WHAT IS REQUIRED:
Where a line holds the word "background", copy that line.

■ ■ ■ ■ ■

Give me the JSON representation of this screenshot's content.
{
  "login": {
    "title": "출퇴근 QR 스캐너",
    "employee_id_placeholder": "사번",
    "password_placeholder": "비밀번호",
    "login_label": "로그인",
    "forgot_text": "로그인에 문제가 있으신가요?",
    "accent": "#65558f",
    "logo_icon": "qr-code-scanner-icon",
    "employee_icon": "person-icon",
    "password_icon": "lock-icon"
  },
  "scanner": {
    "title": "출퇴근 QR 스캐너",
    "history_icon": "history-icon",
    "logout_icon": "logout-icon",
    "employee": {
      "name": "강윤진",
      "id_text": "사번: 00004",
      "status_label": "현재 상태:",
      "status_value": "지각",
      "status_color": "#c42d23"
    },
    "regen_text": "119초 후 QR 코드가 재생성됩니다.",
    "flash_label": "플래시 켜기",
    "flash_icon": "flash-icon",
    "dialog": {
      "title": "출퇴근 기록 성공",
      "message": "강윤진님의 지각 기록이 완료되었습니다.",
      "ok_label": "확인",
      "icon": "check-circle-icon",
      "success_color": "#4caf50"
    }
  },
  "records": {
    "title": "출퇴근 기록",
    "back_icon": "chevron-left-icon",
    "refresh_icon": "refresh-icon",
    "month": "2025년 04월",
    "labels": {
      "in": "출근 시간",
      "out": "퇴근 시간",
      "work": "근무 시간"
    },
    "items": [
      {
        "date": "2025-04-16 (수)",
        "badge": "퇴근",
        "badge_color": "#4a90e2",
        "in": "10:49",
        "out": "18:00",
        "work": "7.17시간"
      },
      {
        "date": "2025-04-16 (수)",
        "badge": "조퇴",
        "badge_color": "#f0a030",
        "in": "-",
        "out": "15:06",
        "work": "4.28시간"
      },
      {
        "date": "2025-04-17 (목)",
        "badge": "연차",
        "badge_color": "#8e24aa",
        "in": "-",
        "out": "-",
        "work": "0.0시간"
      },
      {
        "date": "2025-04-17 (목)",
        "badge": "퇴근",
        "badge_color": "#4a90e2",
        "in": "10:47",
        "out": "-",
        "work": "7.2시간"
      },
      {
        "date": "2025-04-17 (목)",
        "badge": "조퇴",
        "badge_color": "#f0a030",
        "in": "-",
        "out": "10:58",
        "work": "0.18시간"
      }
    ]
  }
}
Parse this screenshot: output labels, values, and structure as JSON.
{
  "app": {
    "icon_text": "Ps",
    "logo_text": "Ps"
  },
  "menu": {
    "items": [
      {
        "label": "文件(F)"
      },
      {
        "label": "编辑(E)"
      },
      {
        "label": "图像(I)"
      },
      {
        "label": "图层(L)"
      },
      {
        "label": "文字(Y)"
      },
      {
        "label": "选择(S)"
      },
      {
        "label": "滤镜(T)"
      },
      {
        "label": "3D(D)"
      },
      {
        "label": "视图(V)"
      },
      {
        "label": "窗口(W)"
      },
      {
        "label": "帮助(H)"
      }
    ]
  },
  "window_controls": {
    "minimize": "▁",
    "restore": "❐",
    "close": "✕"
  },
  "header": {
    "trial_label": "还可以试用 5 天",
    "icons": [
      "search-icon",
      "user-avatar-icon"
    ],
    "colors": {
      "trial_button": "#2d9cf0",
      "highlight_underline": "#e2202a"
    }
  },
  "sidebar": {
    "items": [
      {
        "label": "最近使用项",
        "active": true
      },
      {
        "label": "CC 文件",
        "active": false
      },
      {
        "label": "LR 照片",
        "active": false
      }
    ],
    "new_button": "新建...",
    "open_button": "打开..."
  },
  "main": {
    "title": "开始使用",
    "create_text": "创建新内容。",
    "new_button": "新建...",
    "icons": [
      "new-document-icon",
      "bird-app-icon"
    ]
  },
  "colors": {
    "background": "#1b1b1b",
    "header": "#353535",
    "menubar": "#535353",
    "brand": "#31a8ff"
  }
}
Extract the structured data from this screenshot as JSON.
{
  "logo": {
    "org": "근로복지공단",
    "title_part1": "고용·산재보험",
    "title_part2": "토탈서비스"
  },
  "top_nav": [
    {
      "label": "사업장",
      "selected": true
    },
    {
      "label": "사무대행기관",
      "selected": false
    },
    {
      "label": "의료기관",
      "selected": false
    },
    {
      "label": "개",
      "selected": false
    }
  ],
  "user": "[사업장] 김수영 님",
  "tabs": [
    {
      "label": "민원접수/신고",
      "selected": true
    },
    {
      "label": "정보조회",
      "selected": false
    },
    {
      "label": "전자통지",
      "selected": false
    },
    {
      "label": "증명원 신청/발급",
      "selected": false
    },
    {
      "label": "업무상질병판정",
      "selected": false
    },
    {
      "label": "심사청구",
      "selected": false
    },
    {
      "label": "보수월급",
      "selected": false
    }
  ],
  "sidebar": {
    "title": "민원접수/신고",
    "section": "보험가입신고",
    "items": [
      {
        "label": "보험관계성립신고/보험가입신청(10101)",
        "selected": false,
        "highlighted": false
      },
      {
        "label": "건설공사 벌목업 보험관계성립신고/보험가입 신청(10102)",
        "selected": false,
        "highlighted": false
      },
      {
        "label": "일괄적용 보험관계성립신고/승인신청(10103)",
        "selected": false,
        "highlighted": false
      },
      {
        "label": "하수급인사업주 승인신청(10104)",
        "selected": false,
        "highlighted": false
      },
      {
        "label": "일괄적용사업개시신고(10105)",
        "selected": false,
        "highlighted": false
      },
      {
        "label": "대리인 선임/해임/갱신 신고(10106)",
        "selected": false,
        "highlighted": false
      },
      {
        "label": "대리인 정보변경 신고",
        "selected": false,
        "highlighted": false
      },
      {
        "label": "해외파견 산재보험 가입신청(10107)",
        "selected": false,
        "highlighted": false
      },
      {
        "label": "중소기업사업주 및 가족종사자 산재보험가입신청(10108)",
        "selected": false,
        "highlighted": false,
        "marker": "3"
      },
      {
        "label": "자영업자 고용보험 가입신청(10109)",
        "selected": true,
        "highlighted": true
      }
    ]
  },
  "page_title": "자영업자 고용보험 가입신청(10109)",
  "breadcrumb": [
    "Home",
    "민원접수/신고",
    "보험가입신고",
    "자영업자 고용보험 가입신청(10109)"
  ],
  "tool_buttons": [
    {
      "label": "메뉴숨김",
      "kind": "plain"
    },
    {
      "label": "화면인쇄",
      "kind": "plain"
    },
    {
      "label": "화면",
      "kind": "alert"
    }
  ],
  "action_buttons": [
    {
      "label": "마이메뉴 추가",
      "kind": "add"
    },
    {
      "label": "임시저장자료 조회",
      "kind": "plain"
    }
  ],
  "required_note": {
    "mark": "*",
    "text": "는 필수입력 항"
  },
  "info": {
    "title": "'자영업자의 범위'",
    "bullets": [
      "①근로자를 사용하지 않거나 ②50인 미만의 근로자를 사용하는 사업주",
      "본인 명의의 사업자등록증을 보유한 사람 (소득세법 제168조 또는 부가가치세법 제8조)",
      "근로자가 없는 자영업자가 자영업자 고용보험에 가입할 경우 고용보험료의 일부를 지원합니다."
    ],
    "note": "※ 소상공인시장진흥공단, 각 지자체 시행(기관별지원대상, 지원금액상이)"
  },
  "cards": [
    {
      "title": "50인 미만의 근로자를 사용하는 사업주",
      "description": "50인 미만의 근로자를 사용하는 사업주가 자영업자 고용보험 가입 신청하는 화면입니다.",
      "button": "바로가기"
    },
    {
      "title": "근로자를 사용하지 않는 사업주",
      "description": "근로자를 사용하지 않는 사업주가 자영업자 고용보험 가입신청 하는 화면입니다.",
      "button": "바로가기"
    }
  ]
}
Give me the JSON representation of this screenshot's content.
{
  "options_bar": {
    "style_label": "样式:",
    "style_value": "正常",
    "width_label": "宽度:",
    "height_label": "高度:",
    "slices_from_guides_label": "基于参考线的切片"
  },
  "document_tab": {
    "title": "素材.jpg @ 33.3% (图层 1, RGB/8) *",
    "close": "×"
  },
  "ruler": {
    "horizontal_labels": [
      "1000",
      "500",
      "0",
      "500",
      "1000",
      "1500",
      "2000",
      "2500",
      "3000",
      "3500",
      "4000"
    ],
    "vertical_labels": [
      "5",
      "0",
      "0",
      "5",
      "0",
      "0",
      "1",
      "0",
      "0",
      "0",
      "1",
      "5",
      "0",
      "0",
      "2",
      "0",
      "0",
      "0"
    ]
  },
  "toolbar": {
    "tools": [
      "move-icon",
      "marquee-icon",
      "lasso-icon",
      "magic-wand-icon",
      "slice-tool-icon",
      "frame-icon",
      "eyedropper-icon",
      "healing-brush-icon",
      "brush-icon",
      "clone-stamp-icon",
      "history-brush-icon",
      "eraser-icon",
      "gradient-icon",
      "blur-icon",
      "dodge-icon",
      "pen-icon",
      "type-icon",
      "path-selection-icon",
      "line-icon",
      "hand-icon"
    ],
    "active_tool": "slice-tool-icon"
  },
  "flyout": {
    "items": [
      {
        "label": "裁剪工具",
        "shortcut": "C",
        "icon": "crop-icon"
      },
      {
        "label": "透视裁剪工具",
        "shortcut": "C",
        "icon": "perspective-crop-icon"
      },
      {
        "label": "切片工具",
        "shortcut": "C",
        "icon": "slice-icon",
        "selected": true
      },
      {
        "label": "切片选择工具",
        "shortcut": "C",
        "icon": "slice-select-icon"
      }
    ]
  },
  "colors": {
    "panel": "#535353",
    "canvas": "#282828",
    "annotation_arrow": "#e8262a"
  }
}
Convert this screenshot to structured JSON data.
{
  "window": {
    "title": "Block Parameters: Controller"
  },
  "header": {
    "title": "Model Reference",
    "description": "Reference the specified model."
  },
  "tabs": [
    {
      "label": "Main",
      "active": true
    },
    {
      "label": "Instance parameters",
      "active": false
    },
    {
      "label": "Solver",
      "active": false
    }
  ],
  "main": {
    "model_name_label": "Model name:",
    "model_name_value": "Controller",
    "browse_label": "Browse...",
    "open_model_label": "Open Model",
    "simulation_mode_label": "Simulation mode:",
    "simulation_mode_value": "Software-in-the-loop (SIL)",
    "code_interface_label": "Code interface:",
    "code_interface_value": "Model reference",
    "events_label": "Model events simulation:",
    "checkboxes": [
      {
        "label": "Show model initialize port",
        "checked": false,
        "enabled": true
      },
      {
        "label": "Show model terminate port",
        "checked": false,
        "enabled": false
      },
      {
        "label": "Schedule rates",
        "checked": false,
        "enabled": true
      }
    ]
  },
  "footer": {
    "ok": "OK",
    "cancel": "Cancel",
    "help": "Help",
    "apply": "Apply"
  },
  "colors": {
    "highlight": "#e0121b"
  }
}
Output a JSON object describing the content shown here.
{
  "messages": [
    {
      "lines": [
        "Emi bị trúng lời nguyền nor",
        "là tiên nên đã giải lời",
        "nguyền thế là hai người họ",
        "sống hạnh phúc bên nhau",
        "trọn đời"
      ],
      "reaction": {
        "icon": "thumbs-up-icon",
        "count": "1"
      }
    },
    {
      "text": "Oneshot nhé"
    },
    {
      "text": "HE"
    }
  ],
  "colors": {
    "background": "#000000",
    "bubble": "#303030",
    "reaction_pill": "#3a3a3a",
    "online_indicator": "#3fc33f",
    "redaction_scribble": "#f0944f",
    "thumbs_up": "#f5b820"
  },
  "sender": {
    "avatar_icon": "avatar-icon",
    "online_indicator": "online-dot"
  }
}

■ ■ ■ ■ ■

RESPONSE:
    "background": "#1b1b1b",
    "background": "#000000",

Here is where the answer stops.